Exercise task
Return each line that holds the word "microSD".

Extracted data
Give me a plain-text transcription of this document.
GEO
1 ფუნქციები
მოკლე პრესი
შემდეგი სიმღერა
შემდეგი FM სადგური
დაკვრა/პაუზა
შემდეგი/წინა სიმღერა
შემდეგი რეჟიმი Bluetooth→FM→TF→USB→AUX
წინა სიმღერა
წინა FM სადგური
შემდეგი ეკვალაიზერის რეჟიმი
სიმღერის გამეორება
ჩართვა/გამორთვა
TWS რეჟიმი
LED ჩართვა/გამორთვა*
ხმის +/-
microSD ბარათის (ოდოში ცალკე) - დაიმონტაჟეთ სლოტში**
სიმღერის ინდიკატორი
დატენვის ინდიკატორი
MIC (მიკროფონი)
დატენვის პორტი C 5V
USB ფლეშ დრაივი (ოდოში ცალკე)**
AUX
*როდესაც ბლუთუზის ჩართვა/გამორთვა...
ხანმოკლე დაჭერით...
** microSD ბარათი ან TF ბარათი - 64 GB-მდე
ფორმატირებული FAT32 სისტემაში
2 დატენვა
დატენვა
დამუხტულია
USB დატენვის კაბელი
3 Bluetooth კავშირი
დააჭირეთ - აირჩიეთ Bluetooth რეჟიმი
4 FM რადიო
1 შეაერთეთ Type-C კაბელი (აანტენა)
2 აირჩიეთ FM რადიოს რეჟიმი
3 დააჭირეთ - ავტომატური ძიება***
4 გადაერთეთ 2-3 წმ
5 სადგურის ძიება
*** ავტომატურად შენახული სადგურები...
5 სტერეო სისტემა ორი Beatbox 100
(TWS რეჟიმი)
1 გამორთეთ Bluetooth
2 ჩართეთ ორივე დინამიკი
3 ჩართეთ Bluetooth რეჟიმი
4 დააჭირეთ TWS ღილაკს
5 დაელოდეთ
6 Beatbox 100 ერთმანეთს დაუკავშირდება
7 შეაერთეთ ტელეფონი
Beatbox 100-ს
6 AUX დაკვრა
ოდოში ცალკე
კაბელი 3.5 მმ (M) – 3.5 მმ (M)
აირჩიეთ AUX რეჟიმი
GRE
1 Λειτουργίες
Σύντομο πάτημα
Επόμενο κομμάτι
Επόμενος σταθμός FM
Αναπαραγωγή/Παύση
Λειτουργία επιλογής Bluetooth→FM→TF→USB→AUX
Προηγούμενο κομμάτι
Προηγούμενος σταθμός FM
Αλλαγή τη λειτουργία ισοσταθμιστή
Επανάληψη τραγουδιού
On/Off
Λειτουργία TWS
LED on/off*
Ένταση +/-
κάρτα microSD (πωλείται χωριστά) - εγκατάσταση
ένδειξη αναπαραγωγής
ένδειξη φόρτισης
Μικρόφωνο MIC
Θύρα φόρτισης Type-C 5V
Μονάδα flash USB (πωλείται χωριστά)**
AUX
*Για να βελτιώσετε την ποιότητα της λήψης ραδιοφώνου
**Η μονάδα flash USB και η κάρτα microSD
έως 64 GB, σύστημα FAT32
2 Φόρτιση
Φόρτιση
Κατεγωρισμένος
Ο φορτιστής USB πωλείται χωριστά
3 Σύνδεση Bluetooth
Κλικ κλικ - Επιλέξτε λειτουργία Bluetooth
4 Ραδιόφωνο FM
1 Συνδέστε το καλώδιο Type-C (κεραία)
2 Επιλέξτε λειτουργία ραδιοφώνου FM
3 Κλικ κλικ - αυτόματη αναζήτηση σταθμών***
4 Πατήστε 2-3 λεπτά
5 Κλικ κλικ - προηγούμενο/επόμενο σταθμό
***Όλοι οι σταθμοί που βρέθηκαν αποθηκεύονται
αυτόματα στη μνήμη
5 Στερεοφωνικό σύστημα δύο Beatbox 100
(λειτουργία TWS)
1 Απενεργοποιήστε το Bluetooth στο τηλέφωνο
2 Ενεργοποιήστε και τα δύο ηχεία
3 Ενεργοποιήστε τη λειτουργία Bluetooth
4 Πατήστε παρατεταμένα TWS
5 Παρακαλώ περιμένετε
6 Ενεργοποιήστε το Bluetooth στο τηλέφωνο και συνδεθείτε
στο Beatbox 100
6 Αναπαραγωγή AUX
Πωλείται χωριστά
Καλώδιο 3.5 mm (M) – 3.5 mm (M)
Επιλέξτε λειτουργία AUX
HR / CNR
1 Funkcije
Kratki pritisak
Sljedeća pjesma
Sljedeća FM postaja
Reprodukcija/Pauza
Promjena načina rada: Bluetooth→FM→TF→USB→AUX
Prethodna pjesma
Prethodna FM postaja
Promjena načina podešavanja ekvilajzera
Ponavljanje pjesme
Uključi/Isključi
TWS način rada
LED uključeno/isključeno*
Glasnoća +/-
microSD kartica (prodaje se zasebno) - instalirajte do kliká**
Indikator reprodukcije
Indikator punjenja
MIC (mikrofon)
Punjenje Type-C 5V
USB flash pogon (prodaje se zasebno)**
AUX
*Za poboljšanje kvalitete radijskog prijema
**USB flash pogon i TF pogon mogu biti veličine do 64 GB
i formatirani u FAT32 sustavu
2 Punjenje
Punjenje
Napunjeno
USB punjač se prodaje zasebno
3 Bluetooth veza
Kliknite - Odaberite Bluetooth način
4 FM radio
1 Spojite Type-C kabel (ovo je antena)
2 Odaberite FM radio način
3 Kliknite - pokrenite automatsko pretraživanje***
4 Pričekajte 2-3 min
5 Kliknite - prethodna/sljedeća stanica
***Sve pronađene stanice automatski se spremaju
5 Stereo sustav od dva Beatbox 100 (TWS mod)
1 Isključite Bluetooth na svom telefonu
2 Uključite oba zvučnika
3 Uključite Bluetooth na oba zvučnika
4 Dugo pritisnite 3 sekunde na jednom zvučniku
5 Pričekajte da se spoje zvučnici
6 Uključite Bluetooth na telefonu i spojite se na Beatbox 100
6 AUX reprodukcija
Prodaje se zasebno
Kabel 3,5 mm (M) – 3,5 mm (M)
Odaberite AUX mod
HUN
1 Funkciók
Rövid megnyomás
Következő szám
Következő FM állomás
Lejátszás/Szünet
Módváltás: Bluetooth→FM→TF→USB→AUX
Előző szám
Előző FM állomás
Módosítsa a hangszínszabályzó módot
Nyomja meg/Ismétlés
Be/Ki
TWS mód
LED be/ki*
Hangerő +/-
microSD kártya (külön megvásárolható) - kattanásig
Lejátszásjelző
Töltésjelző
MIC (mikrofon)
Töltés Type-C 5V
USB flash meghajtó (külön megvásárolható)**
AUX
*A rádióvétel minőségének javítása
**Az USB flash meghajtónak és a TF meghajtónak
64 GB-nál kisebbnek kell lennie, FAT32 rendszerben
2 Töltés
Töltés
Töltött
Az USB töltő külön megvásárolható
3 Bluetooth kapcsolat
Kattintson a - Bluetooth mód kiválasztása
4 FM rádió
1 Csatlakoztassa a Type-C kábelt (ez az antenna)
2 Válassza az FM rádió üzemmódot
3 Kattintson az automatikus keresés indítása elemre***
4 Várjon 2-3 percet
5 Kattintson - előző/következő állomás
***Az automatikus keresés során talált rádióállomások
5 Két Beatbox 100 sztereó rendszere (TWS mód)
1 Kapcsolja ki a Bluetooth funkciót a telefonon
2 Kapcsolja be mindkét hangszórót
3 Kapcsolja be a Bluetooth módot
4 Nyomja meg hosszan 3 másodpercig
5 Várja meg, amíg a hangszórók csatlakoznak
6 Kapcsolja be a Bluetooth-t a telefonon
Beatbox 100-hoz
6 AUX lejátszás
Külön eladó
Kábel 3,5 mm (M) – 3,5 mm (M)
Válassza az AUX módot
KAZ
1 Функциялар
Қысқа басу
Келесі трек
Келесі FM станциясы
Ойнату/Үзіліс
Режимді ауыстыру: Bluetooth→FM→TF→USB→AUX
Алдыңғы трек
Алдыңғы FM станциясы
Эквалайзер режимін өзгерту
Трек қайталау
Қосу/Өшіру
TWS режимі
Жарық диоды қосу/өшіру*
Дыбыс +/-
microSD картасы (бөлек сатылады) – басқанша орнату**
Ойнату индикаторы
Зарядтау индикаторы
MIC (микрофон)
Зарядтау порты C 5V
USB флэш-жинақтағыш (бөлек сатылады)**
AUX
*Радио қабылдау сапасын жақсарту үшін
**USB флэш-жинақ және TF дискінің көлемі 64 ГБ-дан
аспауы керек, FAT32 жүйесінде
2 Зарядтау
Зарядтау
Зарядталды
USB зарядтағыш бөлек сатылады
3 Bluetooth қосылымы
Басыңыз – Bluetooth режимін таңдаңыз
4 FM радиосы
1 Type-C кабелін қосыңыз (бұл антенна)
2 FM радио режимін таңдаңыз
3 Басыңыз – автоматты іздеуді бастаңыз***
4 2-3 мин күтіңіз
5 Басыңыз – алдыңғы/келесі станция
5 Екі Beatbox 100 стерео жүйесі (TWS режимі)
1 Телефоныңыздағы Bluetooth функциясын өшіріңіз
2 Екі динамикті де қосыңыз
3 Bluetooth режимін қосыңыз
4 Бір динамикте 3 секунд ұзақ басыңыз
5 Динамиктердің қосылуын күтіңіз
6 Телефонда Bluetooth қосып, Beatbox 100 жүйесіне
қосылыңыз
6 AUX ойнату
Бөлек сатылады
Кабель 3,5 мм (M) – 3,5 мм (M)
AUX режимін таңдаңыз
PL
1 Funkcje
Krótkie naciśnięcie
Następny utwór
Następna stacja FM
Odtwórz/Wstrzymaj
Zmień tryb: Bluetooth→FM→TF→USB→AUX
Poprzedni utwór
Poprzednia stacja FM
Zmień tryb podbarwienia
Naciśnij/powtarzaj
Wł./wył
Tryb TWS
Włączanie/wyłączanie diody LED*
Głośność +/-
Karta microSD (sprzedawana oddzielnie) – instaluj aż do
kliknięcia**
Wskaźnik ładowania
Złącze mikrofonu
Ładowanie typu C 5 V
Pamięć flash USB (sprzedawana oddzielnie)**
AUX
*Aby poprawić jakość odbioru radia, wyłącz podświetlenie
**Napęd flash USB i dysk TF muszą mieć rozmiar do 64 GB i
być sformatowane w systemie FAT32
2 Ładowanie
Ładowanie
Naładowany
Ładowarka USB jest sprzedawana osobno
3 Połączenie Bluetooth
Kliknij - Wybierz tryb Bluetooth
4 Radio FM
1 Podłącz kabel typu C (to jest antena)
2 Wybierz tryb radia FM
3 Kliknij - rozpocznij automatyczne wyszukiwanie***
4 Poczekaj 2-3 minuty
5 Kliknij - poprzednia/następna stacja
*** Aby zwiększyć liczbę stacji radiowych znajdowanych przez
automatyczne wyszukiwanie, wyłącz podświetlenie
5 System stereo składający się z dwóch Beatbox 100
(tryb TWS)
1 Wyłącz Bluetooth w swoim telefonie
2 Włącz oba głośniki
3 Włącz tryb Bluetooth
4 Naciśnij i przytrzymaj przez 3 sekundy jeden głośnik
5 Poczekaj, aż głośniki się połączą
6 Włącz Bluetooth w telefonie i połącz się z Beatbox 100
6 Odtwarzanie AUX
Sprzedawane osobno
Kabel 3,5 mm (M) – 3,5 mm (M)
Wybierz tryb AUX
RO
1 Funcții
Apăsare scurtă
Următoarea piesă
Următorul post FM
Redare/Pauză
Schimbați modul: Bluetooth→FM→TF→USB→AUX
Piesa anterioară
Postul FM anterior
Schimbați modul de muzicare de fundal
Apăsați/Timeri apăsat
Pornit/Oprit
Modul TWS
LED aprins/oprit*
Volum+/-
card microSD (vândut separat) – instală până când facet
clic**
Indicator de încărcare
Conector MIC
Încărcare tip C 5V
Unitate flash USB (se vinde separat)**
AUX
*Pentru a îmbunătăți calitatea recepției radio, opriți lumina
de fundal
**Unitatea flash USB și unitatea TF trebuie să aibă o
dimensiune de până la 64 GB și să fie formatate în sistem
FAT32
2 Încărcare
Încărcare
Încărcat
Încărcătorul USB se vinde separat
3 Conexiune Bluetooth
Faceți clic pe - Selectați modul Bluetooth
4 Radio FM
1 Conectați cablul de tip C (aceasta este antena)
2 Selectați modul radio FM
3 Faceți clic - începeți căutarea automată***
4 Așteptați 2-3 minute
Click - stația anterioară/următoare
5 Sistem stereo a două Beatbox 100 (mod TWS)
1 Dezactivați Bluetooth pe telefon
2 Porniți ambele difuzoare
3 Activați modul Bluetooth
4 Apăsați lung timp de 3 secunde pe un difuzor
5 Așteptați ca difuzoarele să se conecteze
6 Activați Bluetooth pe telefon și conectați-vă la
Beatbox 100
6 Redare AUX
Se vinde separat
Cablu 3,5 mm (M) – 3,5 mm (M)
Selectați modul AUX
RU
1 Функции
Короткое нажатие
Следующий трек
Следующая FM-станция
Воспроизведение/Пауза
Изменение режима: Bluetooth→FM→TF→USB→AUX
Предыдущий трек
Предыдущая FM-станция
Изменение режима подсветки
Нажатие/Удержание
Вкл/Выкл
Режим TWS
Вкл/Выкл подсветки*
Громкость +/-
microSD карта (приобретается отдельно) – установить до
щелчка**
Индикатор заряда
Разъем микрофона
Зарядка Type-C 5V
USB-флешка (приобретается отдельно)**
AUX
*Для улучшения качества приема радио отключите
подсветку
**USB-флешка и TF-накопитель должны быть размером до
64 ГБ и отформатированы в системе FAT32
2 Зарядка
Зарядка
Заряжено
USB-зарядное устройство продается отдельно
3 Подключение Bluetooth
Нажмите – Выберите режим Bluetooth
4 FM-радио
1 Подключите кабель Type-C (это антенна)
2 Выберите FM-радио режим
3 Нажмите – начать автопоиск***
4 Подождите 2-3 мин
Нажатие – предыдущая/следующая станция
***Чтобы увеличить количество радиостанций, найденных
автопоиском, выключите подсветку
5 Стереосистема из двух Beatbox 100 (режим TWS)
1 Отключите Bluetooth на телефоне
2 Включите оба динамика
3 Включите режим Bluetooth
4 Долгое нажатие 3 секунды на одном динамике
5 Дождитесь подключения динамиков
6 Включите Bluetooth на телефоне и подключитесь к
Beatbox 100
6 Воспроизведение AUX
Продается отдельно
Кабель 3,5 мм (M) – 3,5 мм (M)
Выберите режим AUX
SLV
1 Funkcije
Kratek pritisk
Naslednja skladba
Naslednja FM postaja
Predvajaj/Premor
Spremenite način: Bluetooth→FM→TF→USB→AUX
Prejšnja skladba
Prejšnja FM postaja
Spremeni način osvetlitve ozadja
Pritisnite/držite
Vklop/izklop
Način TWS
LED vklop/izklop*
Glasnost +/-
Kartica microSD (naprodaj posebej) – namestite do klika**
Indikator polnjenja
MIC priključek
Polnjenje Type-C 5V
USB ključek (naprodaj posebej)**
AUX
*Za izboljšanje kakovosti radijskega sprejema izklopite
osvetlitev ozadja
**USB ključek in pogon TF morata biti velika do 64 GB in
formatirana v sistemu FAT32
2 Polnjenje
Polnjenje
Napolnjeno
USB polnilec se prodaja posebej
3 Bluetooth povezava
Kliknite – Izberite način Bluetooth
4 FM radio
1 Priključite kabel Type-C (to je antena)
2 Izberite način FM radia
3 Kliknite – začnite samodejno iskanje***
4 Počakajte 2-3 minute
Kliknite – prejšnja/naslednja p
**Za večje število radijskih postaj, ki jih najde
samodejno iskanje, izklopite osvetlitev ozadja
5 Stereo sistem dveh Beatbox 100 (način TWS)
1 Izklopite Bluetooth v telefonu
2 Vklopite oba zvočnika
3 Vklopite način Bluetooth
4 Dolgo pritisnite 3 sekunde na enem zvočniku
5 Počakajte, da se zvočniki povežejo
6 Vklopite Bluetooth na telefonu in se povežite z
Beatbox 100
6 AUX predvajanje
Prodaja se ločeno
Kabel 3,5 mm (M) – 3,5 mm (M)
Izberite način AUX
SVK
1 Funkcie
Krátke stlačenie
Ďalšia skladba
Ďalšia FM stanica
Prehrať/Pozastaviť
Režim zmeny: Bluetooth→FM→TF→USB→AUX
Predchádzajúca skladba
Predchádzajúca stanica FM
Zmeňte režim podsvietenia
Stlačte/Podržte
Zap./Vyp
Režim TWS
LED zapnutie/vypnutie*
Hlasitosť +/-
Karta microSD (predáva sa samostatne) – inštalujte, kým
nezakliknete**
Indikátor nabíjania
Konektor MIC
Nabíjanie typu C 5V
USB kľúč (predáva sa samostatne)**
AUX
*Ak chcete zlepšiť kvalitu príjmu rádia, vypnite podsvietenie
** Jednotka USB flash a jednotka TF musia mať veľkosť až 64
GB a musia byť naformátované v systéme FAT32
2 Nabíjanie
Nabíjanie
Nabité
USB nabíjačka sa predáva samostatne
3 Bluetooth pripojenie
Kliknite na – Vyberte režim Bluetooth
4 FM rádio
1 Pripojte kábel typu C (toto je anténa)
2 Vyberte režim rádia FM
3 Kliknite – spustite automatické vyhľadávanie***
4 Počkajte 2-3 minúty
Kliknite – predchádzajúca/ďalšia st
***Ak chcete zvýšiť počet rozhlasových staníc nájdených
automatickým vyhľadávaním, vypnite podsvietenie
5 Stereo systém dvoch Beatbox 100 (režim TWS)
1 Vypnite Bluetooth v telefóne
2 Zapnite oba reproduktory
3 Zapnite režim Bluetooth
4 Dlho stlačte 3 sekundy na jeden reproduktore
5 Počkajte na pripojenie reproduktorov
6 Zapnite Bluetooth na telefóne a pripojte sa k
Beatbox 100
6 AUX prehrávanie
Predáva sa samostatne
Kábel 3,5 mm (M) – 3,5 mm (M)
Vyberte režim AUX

Written solution
microSD ბარათის (ოდოში ცალკე) - დაიმონტაჟეთ სლოტში**
** microSD ბარათი ან TF ბარათი - 64 GB-მდე
κάρτα microSD (πωλείται χωριστά) - εγκατάσταση
**Η μονάδα flash USB και η κάρτα microSD
microSD kartica (prodaje se zasebno) - instalirajte do kliká**
microSD kártya (külön megvásárolható) - kattanásig
microSD картасы (бөлек сатылады) – басқанша орнату**
Karta microSD (sprzedawana oddzielnie) – instaluj aż do
card microSD (vândut separat) – instală până când facet
microSD карта (приобретается отдельно) – установить до
Kartica microSD (naprodaj posebej) – namestite do klika**
Karta microSD (predáva sa samostatne) – inštalujte, kým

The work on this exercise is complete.